> WORK TO BE COMPLETED:
Copy every line of the data that contains the string "values".

> DATA TO PROCESS:
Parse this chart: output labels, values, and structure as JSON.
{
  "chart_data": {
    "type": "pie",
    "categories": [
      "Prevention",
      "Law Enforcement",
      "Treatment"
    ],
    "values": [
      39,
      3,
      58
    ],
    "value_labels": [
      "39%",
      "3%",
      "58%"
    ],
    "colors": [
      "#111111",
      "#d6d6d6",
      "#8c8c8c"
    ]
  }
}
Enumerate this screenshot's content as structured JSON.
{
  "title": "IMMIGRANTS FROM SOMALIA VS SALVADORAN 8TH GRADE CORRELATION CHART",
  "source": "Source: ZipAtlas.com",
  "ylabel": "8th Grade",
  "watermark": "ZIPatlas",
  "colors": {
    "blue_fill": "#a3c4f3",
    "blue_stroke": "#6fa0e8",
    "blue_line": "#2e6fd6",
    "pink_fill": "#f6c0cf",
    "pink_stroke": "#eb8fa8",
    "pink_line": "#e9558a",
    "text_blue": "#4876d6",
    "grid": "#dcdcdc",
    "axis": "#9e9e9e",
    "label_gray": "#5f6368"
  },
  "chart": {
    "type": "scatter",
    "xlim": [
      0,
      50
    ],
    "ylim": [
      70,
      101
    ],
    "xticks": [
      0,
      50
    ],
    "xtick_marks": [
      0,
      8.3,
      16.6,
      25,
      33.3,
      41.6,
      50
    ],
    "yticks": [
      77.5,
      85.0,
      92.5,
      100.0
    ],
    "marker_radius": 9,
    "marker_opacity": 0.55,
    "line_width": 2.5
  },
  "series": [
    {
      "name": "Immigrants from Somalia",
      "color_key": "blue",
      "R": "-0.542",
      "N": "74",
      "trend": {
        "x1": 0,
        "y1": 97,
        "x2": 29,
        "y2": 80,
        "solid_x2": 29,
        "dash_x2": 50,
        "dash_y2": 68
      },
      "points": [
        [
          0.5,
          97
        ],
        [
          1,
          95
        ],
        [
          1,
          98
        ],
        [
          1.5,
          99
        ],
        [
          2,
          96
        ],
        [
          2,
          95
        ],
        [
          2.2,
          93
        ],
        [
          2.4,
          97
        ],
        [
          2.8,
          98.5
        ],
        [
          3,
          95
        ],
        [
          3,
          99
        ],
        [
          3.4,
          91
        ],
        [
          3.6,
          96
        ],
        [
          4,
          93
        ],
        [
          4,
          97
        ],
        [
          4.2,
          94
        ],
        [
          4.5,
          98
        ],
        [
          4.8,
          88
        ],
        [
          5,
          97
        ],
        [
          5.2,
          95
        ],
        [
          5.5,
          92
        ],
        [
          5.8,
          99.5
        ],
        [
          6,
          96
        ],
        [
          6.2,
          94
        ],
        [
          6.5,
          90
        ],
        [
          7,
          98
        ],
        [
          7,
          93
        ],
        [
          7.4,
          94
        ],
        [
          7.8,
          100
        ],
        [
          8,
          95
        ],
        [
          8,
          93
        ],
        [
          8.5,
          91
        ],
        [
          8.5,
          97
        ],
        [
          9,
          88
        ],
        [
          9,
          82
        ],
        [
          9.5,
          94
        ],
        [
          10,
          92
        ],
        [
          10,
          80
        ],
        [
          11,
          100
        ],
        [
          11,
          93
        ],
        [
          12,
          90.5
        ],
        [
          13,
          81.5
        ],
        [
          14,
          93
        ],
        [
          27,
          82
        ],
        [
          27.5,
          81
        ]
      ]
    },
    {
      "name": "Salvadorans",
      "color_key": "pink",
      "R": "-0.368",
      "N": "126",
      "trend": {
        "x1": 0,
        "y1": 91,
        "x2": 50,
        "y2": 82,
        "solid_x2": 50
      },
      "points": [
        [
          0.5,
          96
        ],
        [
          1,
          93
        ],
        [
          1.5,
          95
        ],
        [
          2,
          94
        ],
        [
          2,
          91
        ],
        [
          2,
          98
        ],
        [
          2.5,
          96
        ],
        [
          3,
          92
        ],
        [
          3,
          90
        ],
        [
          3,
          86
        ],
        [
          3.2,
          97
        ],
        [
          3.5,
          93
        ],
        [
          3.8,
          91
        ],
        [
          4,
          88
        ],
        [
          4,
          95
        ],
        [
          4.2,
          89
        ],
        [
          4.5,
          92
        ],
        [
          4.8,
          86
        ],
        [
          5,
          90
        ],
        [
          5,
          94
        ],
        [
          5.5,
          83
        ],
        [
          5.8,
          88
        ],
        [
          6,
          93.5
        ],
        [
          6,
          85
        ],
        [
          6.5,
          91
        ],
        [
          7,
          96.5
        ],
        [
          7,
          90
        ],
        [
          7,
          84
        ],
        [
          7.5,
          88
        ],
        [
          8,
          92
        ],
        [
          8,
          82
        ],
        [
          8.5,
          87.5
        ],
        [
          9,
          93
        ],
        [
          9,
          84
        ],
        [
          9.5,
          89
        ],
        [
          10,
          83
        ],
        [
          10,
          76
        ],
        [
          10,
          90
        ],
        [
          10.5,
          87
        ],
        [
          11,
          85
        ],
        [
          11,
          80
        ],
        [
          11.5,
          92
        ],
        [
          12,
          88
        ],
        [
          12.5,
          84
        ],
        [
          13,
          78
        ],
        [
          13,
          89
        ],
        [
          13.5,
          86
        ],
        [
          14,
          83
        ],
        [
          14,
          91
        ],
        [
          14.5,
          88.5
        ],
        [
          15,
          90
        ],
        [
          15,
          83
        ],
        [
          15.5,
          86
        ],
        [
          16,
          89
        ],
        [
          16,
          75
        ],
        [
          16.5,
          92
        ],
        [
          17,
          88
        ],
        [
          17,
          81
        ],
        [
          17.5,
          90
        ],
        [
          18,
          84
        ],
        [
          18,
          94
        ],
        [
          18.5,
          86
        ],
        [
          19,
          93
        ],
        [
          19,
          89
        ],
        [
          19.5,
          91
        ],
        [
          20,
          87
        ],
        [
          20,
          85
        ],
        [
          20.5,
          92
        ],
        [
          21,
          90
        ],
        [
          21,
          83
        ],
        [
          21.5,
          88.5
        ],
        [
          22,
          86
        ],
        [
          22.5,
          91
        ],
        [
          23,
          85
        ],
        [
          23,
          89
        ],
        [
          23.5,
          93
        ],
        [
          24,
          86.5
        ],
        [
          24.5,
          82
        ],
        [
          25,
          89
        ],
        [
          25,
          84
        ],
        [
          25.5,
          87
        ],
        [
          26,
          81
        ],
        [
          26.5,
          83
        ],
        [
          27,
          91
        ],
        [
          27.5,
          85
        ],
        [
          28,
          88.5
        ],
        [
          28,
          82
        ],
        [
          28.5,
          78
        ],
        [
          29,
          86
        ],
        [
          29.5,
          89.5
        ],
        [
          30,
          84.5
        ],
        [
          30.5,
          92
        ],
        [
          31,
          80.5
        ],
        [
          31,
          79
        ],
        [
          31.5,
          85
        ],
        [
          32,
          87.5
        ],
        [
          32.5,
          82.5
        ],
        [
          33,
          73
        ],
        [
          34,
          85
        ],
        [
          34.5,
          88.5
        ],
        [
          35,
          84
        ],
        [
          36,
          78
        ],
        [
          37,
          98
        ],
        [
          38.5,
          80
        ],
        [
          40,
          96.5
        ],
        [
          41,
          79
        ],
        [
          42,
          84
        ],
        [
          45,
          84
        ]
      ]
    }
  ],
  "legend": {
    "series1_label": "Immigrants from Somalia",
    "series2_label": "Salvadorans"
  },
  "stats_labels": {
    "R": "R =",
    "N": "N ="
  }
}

> SOLVED PROBLEM:
Parse this chart: output labels, values, and structure as JSON.
    "values": [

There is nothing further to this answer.